§ Prompt: Edit the records from the line that contains "Give me the" through the line that contains "axis-ticks: $0$200 k$400", changing every "data-point" to "point-marker". Reproduce only those lines, with nothing else altered.

=-=-=

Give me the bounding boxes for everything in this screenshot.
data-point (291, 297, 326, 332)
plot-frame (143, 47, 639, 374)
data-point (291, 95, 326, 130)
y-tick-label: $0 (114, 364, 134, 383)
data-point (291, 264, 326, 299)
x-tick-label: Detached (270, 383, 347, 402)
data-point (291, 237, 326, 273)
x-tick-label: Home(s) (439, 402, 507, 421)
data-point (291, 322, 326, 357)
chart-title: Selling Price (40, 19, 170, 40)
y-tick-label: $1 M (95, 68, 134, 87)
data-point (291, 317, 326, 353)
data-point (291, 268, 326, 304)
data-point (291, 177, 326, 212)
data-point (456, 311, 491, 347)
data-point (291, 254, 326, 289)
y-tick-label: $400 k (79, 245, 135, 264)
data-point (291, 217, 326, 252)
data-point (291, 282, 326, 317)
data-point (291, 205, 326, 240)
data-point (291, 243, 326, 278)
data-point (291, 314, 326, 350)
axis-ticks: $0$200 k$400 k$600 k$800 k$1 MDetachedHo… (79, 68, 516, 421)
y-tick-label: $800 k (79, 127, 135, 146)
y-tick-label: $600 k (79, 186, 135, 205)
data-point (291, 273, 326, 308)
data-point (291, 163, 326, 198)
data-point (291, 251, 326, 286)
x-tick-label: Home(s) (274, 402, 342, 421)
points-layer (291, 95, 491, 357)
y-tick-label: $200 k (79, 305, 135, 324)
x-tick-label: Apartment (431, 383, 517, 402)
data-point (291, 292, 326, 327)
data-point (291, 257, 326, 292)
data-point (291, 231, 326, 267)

=-=-=

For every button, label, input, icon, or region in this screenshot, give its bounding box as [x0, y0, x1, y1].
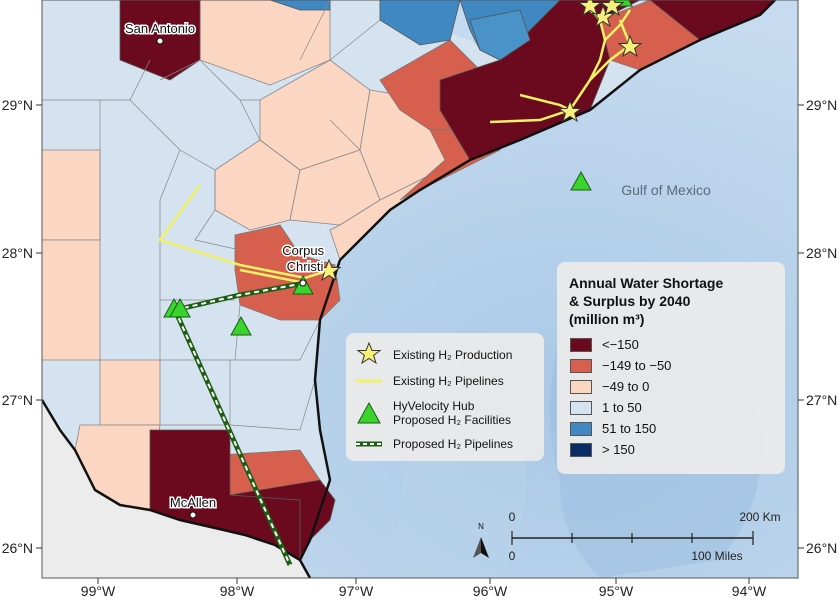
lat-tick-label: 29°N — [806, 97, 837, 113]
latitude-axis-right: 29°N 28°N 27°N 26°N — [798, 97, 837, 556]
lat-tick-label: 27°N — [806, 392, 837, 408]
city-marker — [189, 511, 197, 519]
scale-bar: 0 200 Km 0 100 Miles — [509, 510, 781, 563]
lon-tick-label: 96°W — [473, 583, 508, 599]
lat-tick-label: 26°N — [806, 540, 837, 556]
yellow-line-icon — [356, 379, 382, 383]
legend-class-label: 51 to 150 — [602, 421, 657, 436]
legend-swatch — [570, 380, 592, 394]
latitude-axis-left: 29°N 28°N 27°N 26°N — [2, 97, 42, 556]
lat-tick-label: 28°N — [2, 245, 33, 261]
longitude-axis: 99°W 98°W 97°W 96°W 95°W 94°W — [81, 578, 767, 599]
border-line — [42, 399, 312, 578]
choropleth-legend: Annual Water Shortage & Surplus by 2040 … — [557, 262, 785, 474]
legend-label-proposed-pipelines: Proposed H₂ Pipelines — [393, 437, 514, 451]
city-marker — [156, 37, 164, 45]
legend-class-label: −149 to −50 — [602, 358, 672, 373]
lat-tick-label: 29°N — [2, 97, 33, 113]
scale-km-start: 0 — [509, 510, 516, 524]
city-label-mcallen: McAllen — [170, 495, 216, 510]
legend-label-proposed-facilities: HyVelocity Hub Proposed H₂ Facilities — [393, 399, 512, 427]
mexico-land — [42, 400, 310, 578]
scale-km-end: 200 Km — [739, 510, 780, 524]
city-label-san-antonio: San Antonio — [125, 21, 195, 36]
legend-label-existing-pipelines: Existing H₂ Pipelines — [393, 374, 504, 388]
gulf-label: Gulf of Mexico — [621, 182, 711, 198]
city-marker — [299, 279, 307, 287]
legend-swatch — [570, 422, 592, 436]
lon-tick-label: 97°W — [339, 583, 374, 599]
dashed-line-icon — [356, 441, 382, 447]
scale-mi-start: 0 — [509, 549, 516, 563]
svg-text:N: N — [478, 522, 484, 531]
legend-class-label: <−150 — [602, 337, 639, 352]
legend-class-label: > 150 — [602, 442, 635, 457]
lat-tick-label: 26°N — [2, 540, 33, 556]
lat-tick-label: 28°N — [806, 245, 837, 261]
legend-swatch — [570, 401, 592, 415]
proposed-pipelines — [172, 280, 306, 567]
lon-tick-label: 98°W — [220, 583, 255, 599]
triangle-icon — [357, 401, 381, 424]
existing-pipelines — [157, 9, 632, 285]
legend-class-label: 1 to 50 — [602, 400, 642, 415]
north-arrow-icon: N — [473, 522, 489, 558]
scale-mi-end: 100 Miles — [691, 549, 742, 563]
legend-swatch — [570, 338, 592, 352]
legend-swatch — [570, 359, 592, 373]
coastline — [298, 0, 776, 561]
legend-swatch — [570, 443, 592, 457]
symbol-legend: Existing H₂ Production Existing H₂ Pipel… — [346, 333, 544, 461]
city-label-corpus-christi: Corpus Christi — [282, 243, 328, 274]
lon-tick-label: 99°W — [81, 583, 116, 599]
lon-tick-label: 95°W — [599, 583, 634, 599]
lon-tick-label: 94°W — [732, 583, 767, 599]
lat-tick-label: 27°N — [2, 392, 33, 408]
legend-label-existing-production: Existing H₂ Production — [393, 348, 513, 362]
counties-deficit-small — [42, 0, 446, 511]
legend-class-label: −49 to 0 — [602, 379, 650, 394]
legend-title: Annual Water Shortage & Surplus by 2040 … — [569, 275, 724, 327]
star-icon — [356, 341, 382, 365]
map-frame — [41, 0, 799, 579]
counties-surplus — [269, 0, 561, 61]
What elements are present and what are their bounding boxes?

=-=-=

§ Response to this task:
Give me the bounding boxes for everything in this screenshot.
point-marker (291, 297, 326, 332)
plot-frame (143, 47, 639, 374)
point-marker (291, 95, 326, 130)
y-tick-label: $0 (114, 364, 134, 383)
point-marker (291, 264, 326, 299)
x-tick-label: Detached (270, 383, 347, 402)
point-marker (291, 237, 326, 273)
x-tick-label: Home(s) (439, 402, 507, 421)
point-marker (291, 322, 326, 357)
chart-title: Selling Price (40, 19, 170, 40)
y-tick-label: $1 M (95, 68, 134, 87)
point-marker (291, 317, 326, 353)
point-marker (291, 268, 326, 304)
point-marker (291, 177, 326, 212)
point-marker (456, 311, 491, 347)
point-marker (291, 254, 326, 289)
y-tick-label: $400 k (79, 245, 135, 264)
point-marker (291, 217, 326, 252)
point-marker (291, 282, 326, 317)
point-marker (291, 205, 326, 240)
point-marker (291, 243, 326, 278)
point-marker (291, 314, 326, 350)
axis-ticks: $0$200 k$400 k$600 k$800 k$1 MDetachedHo… (79, 68, 516, 421)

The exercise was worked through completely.